(Figure record listings)
------------------------------------------------
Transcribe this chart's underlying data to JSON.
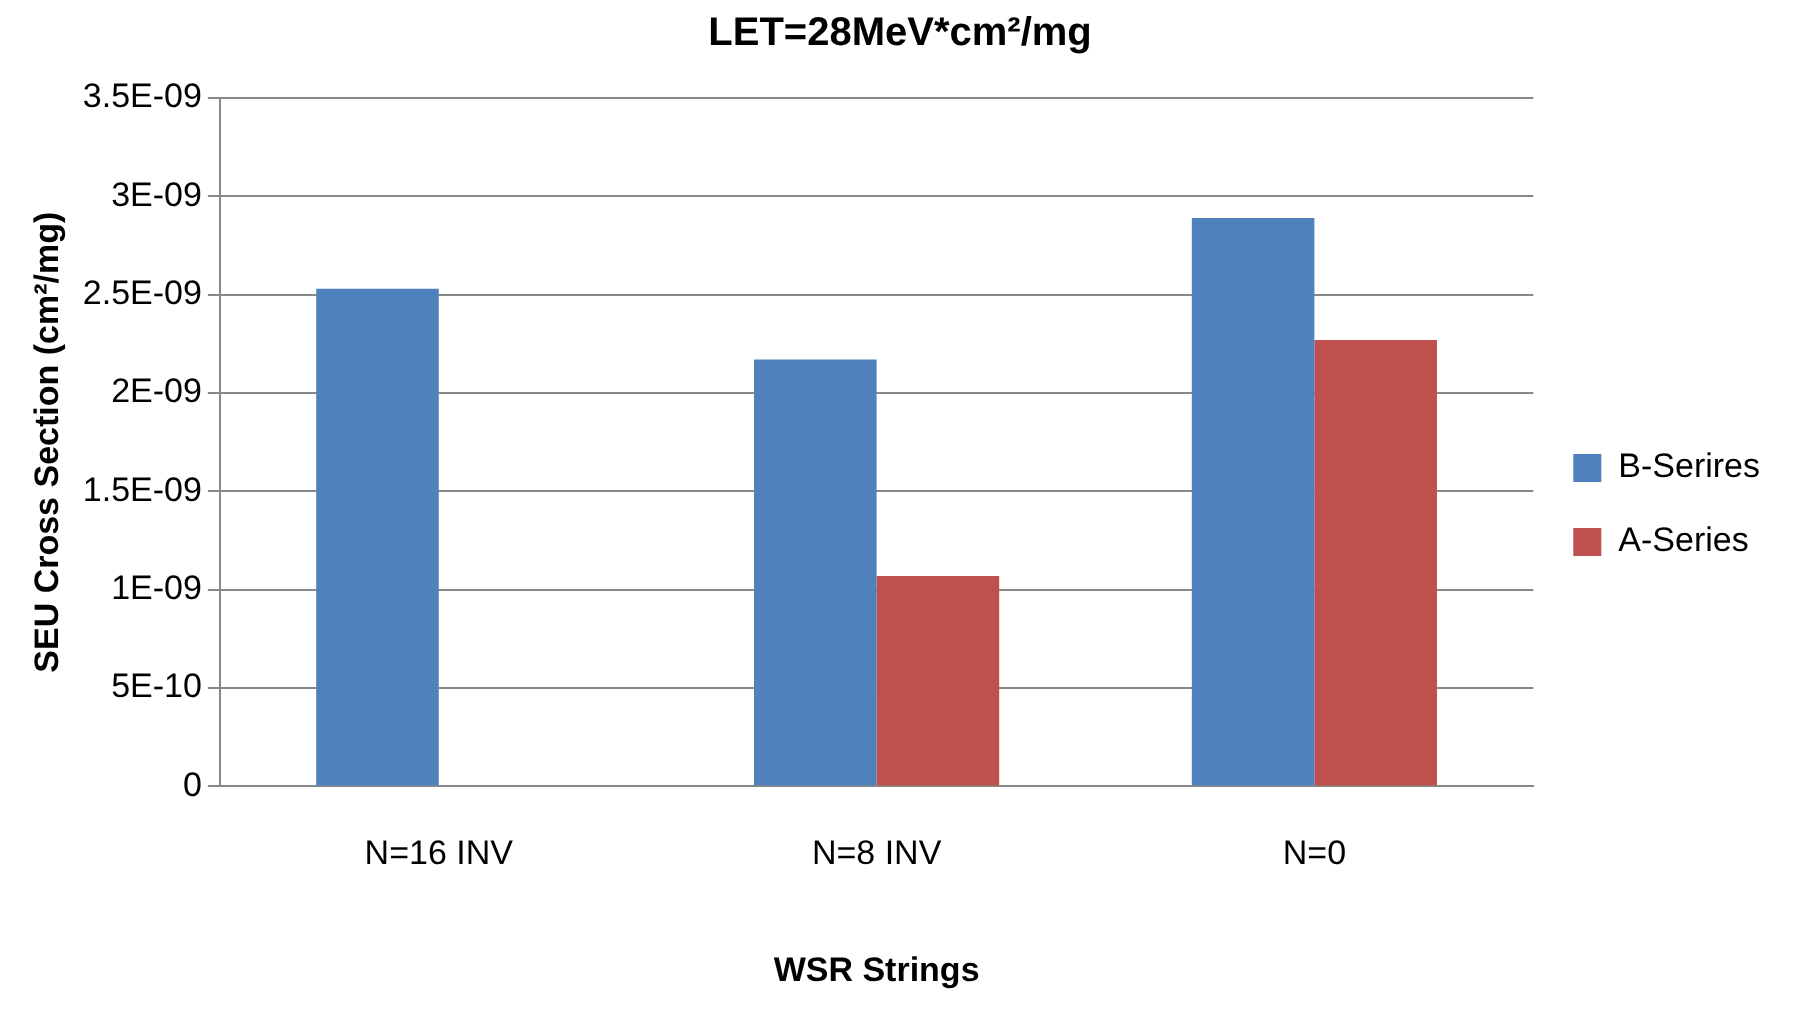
{
  "chart_data": {
    "type": "bar",
    "title": "LET=28MeV*cm²/mg",
    "xlabel": "WSR Strings",
    "ylabel": "SEU Cross Section (cm²/mg)",
    "categories": [
      "N=16 INV",
      "N=8 INV",
      "N=0"
    ],
    "series": [
      {
        "name": "B-Serires",
        "color": "#4f81bd",
        "values": [
          2.53e-09,
          2.17e-09,
          2.89e-09
        ]
      },
      {
        "name": "A-Series",
        "color": "#c0504d",
        "values": [
          null,
          1.07e-09,
          2.27e-09
        ]
      }
    ],
    "ylim": [
      0,
      3.5e-09
    ],
    "yticks": [
      0,
      {
        "value": 5e-10,
        "label": "5E-10"
      },
      {
        "value": 1e-09,
        "label": "1E-09"
      },
      {
        "value": 1.5e-09,
        "label": "1.5E-09"
      },
      {
        "value": 2e-09,
        "label": "2E-09"
      },
      {
        "value": 2.5e-09,
        "label": "2.5E-09"
      },
      {
        "value": 3e-09,
        "label": "3E-09"
      },
      {
        "value": 3.5e-09,
        "label": "3.5E-09"
      }
    ],
    "grid": "y",
    "legend": "right"
  }
}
------------------------------------------------
PROBLEM ->
Write every record out again exactly; no pictures belong in the copy.

EXERCISE OUTPUT ->
Transcribe this chart's underlying data to JSON.
{
  "chart_data": {
    "type": "bar",
    "title": "LET=28MeV*cm²/mg",
    "xlabel": "WSR Strings",
    "ylabel": "SEU Cross Section (cm²/mg)",
    "categories": [
      "N=16 INV",
      "N=8 INV",
      "N=0"
    ],
    "series": [
      {
        "name": "B-Serires",
        "color": "#4f81bd",
        "values": [
          2.53e-09,
          2.17e-09,
          2.89e-09
        ]
      },
      {
        "name": "A-Series",
        "color": "#c0504d",
        "values": [
          null,
          1.07e-09,
          2.27e-09
        ]
      }
    ],
    "ylim": [
      0,
      3.5e-09
    ],
    "yticks": [
      0,
      {
        "value": 5e-10,
        "label": "5E-10"
      },
      {
        "value": 1e-09,
        "label": "1E-09"
      },
      {
        "value": 1.5e-09,
        "label": "1.5E-09"
      },
      {
        "value": 2e-09,
        "label": "2E-09"
      },
      {
        "value": 2.5e-09,
        "label": "2.5E-09"
      },
      {
        "value": 3e-09,
        "label": "3E-09"
      },
      {
        "value": 3.5e-09,
        "label": "3.5E-09"
      }
    ],
    "grid": "y",
    "legend": "right"
  }
}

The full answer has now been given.